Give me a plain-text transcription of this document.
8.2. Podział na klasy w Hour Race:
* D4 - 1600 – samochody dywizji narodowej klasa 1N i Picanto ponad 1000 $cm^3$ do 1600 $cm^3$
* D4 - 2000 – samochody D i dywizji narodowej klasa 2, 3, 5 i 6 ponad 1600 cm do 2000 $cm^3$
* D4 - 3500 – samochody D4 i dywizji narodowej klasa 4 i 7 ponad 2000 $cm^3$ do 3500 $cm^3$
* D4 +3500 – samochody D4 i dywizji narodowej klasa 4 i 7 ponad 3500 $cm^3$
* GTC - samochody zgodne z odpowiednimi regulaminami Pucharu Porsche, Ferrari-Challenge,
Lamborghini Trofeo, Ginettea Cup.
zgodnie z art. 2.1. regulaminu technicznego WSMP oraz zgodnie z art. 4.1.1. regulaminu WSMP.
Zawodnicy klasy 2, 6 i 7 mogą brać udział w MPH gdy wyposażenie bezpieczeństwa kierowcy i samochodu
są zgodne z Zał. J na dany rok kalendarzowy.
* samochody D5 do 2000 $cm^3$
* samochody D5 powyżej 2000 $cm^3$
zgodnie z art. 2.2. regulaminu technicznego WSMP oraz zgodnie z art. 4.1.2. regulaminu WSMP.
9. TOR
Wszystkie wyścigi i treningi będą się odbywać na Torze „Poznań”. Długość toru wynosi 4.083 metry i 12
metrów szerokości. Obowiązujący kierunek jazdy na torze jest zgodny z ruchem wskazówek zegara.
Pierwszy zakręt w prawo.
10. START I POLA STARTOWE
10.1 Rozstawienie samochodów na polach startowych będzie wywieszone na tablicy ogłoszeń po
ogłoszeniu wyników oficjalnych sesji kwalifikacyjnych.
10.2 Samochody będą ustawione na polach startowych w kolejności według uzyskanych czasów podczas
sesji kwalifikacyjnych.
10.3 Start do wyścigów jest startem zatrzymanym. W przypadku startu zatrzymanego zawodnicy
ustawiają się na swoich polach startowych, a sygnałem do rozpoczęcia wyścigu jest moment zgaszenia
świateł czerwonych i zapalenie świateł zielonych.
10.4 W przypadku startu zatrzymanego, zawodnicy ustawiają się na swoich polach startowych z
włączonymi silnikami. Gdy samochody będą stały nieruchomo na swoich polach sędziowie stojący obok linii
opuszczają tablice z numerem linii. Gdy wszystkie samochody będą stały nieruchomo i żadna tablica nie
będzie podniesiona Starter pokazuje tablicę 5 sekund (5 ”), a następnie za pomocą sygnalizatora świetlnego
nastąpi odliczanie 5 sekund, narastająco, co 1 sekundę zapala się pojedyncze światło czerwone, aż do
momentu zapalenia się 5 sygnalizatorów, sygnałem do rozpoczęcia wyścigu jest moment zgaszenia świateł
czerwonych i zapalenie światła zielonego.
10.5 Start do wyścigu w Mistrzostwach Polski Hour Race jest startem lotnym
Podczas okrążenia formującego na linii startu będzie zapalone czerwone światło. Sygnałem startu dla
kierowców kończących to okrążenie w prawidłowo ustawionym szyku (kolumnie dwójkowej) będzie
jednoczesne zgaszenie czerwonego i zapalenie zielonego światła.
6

────────────────────

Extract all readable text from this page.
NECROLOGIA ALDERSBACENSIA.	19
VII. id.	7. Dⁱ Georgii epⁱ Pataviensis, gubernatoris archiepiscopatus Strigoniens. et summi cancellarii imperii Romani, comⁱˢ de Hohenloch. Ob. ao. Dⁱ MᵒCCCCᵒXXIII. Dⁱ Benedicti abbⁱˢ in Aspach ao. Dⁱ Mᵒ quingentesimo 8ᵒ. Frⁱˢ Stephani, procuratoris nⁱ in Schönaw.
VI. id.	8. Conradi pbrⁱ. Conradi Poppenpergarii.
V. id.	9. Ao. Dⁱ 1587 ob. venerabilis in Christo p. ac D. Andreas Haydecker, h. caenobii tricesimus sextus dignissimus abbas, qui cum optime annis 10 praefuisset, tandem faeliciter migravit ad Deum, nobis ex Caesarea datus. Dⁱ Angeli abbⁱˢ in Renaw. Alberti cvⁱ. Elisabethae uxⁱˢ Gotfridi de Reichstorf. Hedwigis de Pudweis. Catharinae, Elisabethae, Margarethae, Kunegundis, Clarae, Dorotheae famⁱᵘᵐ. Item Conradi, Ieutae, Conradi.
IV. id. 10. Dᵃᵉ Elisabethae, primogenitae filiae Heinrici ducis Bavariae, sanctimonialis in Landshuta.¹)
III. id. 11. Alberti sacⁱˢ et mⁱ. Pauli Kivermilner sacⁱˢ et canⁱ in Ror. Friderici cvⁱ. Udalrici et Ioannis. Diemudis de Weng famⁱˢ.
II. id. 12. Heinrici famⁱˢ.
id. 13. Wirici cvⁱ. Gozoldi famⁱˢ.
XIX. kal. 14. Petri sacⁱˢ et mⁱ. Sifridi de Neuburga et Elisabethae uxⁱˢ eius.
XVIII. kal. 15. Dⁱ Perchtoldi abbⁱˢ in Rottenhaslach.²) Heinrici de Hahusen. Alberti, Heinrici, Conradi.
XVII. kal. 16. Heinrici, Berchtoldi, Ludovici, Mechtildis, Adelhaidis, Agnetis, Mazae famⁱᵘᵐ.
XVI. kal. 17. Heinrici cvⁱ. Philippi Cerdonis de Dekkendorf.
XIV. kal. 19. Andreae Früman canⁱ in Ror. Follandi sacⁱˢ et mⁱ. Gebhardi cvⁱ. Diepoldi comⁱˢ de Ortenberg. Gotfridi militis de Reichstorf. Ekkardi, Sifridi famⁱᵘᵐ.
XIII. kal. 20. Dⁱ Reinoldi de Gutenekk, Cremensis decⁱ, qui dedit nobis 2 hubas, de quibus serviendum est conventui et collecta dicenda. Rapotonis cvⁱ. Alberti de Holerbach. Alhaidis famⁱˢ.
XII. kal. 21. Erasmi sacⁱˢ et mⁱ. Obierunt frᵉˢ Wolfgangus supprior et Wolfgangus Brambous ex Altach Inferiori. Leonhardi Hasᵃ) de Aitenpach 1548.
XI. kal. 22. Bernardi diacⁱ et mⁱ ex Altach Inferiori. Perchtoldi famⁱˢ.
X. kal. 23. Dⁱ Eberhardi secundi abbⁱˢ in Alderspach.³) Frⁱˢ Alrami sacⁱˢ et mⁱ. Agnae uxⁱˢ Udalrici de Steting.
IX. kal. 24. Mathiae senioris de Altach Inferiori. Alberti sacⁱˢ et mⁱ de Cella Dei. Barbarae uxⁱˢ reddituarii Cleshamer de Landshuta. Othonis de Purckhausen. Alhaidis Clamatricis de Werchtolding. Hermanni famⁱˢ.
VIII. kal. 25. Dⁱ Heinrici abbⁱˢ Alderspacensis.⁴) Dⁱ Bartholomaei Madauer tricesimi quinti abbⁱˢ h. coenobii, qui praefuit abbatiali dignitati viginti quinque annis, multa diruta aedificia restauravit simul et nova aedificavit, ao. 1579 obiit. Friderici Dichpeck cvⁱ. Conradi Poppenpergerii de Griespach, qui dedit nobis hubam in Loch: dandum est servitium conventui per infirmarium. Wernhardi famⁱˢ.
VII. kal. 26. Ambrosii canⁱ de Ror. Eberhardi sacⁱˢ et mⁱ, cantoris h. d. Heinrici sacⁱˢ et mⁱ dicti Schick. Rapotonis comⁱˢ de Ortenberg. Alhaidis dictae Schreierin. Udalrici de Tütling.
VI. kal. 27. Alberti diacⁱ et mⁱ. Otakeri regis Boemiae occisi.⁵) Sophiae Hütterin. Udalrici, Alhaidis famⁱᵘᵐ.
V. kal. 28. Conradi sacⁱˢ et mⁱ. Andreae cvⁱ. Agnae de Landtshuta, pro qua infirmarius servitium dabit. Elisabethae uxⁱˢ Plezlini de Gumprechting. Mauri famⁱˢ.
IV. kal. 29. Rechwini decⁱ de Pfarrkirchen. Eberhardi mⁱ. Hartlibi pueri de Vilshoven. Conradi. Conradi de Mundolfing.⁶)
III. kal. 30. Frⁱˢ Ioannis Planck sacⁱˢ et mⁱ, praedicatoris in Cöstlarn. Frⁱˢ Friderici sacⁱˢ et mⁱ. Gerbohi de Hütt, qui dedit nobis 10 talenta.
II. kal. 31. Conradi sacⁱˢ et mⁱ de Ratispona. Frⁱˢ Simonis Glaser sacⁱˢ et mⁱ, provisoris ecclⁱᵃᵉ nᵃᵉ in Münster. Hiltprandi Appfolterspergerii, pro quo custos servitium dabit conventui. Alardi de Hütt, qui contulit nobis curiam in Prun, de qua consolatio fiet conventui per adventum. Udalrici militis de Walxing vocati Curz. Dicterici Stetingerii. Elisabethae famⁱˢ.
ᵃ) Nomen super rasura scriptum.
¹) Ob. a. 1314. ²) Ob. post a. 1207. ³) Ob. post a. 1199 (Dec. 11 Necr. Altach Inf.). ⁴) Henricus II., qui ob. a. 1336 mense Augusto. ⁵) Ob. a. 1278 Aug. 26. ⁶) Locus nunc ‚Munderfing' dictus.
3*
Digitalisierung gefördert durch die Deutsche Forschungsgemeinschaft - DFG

────────────────────

■ What to do ■
The required output is the number of lines containing the word "text", and nothing besides.

■ Result below ■
2